» **Aim of the task**: From the entries that follow, list every line in which the string "gunners" appears.

» **Data for this exercise**:
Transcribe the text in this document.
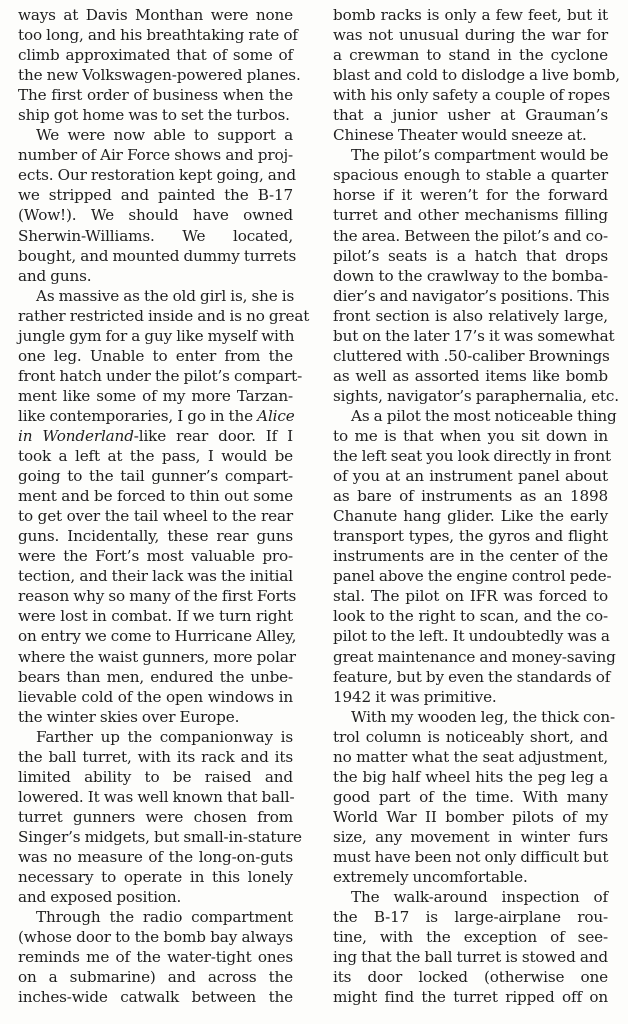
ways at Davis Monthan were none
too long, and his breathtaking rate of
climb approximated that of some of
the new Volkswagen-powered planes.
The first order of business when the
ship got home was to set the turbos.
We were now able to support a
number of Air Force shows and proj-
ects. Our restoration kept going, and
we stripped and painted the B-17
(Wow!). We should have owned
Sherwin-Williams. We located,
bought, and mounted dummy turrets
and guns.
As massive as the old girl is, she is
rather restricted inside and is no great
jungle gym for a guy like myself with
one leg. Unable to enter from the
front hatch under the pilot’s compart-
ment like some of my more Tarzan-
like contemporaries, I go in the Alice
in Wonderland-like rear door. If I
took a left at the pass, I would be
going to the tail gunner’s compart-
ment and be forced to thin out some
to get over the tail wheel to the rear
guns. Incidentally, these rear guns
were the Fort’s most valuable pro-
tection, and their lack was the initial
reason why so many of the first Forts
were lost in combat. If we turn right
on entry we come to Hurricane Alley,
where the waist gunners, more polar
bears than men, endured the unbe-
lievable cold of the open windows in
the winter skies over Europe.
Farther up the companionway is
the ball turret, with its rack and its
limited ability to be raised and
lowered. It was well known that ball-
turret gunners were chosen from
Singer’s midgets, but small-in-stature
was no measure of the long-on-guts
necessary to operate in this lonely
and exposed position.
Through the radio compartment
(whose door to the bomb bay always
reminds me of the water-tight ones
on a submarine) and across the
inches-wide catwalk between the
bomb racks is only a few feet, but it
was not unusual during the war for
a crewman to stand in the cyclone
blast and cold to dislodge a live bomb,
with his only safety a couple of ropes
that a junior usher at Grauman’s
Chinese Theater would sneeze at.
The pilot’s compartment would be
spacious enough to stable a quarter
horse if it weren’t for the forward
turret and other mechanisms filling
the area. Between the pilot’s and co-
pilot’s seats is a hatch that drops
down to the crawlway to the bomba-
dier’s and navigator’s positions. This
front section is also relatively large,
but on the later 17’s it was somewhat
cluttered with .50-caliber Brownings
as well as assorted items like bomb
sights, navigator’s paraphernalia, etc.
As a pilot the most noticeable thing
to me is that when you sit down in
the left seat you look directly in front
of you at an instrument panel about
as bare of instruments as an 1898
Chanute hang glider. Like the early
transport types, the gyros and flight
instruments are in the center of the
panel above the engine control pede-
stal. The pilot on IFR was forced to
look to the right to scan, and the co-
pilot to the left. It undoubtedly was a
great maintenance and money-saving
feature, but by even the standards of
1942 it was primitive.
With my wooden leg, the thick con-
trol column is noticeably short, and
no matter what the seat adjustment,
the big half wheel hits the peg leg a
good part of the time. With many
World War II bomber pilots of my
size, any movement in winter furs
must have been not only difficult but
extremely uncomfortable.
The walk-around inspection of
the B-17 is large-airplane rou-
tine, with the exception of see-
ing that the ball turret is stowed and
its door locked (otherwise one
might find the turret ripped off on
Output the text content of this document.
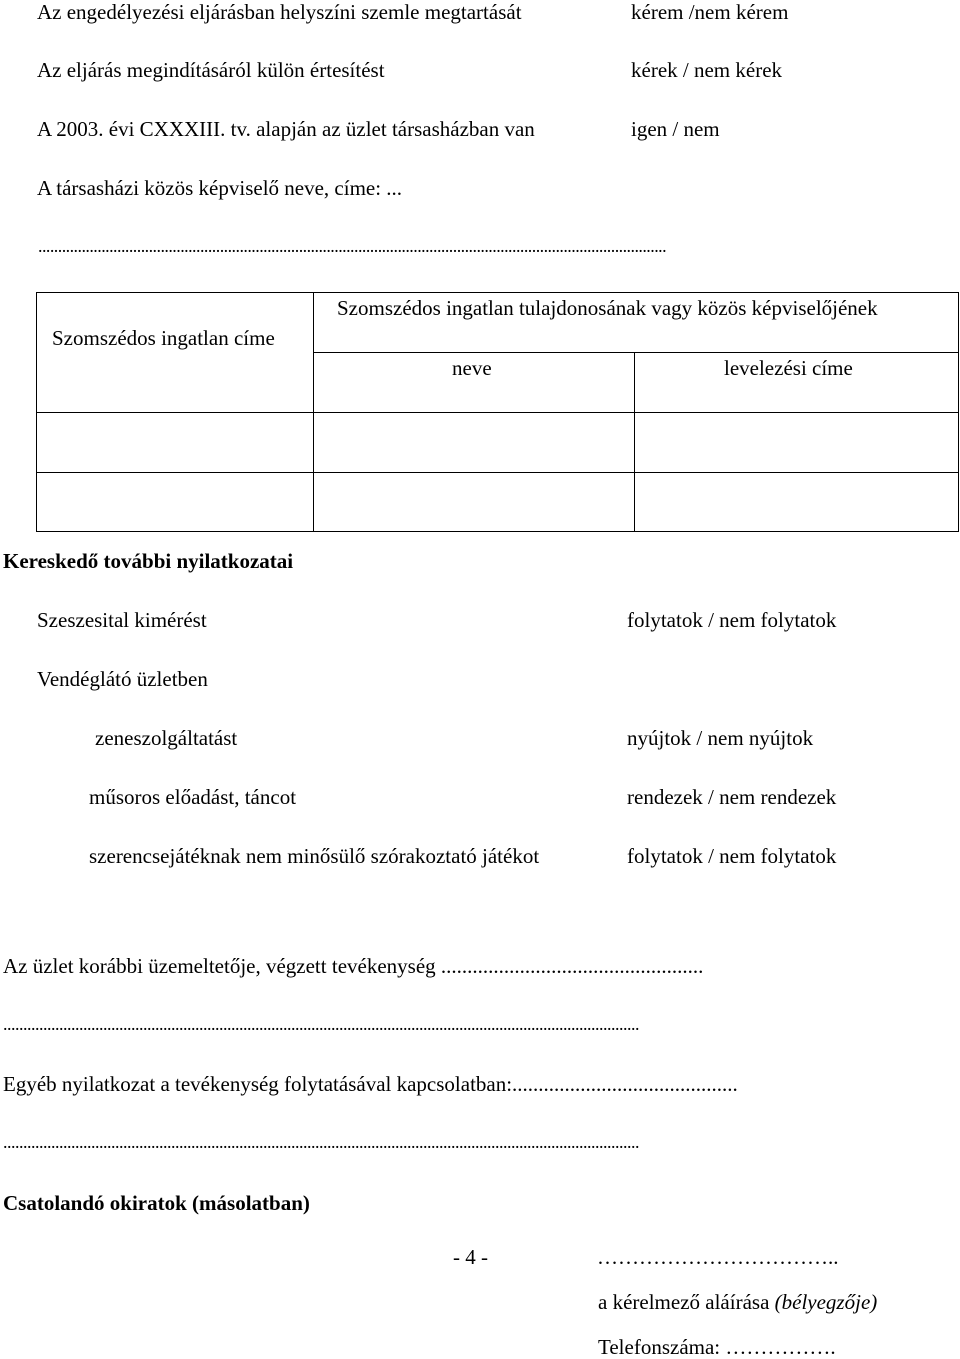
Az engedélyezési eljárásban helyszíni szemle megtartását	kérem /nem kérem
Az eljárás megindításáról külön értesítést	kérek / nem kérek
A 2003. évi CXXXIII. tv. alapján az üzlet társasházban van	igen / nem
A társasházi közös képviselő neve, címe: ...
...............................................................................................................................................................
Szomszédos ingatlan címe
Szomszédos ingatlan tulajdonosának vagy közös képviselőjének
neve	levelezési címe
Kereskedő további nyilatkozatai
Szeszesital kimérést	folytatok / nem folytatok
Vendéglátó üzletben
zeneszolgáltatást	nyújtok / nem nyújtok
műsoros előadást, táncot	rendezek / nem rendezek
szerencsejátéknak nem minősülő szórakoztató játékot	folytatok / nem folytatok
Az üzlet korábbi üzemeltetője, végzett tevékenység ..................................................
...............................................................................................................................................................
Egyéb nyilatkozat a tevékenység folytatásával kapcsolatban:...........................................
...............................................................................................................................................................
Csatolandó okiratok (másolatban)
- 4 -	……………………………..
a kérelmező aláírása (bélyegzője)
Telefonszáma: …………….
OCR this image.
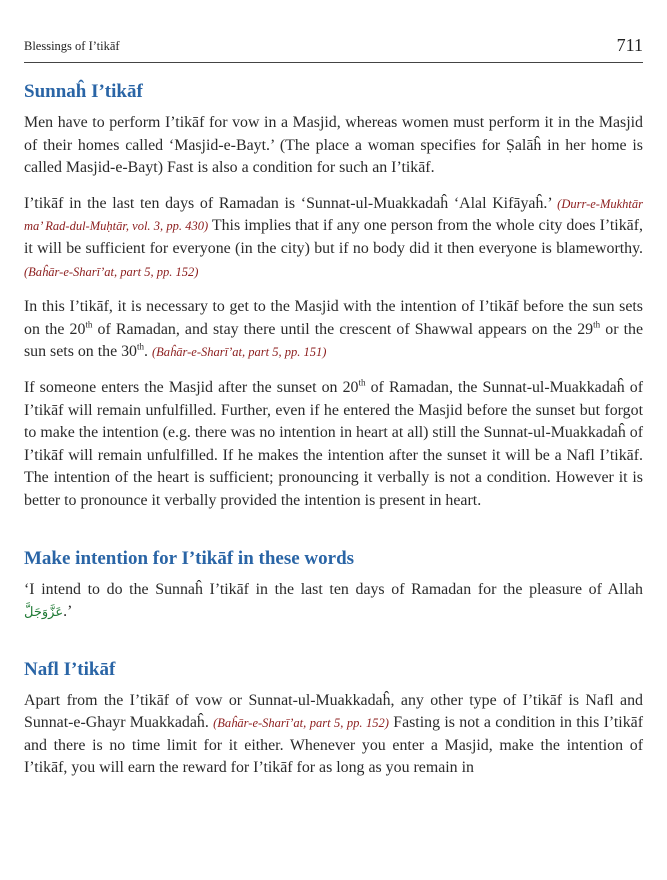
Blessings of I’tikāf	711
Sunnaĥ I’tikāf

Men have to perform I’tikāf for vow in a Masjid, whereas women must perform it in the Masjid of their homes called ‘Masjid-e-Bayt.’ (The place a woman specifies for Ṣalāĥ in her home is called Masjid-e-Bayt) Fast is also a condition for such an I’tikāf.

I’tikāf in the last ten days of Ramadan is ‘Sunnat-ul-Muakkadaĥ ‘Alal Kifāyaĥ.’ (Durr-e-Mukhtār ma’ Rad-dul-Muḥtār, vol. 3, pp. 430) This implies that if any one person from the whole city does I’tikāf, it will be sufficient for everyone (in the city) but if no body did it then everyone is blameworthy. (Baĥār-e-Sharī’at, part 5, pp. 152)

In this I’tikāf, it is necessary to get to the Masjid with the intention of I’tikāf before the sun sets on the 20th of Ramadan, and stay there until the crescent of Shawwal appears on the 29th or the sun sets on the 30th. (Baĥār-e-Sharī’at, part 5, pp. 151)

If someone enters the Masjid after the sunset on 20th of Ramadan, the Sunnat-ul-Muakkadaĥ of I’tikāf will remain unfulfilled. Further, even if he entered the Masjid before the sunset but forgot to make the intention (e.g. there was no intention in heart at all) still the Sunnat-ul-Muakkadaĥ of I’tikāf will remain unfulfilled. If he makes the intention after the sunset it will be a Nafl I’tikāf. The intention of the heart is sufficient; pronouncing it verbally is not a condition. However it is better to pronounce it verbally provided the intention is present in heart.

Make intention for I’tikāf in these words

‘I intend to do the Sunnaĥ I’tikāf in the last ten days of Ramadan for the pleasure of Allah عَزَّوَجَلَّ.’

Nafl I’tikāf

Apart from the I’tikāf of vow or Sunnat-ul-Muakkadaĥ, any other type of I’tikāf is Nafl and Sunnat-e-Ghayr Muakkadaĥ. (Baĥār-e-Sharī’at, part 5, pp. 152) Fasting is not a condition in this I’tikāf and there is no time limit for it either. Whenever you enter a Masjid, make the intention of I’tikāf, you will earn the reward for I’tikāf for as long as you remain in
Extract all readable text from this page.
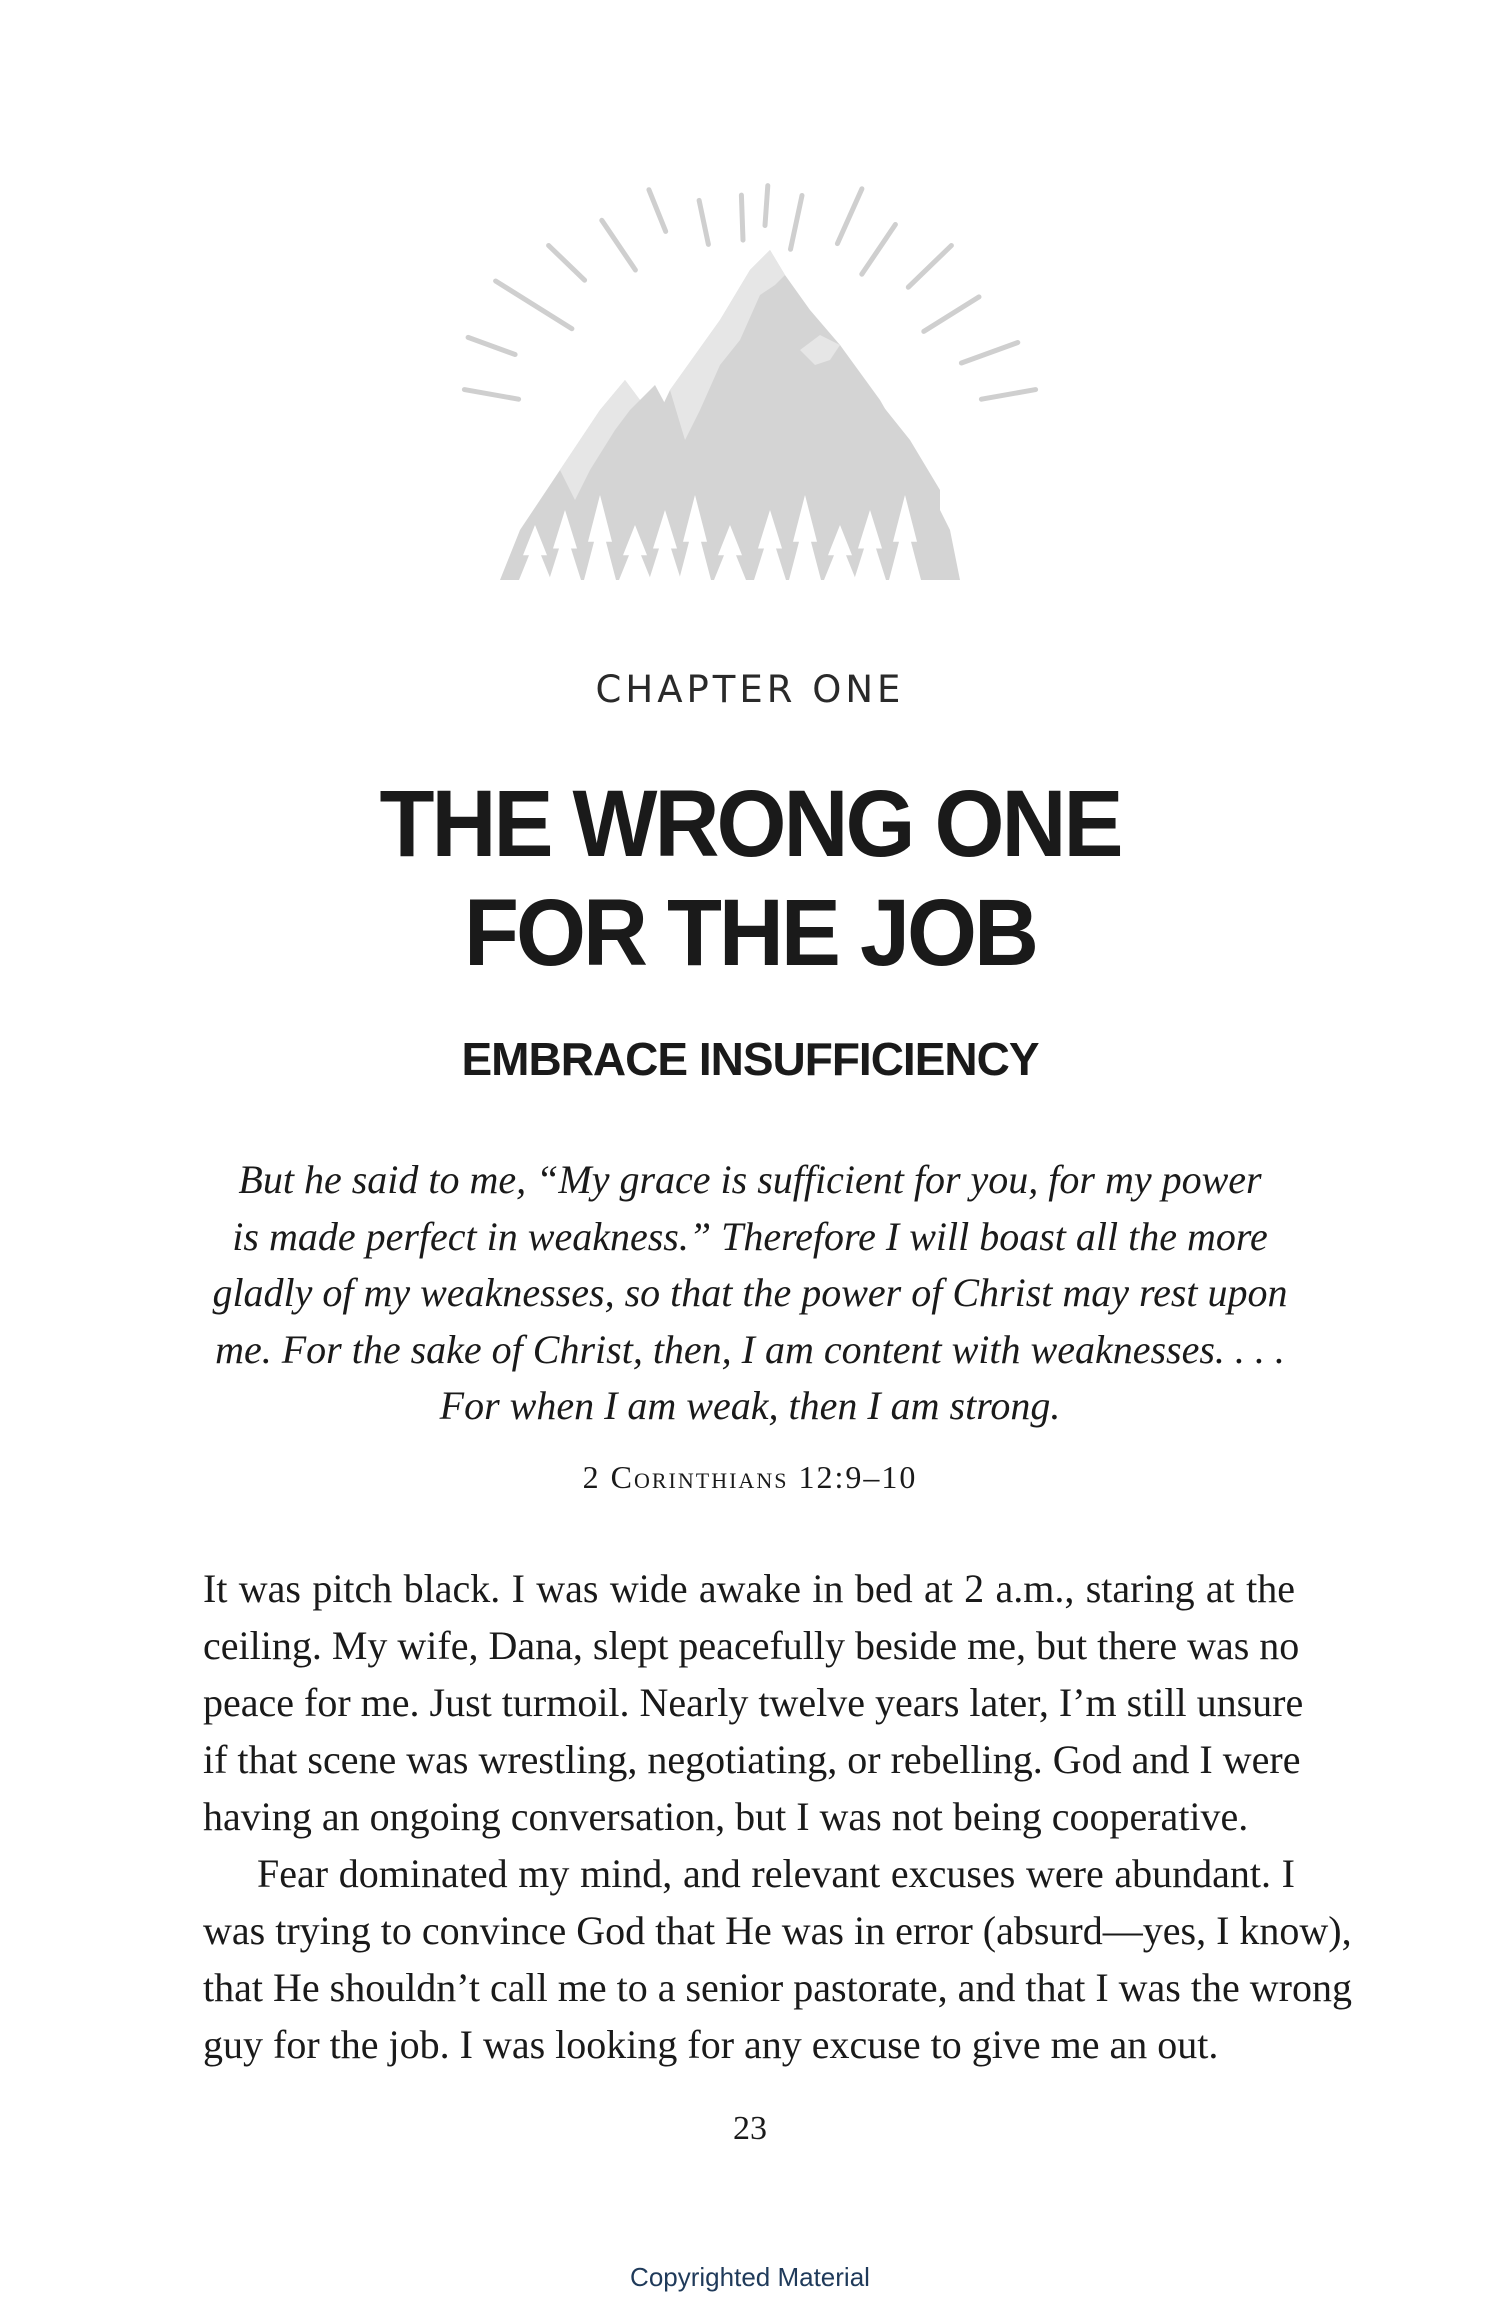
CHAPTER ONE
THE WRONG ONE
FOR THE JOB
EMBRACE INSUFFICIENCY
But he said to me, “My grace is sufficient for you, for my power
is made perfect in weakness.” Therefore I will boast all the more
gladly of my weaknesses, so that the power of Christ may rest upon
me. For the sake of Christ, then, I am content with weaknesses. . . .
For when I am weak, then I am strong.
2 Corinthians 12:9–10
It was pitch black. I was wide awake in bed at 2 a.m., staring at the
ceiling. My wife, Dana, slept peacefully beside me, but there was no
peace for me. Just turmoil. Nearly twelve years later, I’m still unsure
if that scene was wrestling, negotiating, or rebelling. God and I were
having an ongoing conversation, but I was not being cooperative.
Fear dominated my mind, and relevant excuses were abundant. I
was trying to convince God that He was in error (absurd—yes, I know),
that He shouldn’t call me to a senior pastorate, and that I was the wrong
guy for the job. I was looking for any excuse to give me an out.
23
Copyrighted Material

» **Task answer**:
where the waist gunners, more polar
turret gunners were chosen from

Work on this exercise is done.